--- Begin Supplied records ---
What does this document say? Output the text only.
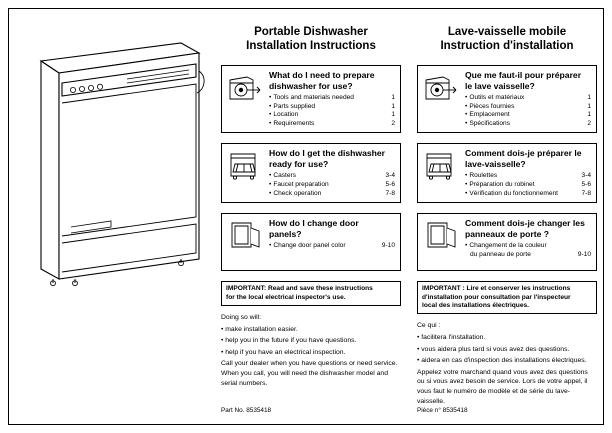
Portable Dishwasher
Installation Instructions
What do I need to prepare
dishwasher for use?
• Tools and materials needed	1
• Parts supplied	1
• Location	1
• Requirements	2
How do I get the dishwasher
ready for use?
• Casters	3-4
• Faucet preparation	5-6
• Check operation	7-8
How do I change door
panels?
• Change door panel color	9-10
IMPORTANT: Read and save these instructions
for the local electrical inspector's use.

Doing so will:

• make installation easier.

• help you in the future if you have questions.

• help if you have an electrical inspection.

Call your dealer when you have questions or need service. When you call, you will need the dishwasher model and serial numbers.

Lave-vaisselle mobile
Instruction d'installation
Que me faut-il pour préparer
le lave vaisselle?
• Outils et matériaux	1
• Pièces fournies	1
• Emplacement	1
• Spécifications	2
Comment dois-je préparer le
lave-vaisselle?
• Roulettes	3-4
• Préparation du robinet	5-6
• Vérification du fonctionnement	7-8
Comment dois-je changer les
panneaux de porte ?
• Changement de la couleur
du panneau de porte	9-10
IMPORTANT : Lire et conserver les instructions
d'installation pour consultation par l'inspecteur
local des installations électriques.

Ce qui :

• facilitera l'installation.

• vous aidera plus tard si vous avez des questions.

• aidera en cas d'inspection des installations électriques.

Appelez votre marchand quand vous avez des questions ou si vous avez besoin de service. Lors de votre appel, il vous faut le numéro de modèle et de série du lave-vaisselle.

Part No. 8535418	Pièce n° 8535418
--- End Supplied records ---
Return every line of the preceding records in which the word "vous" appears.

## Response to this exercise
• vous aidera plus tard si vous avez des questions.
Appelez votre marchand quand vous avez des questions ou si vous avez besoin de service. Lors de votre appel, il vous faut le numéro de modèle et de série du lave-vaisselle.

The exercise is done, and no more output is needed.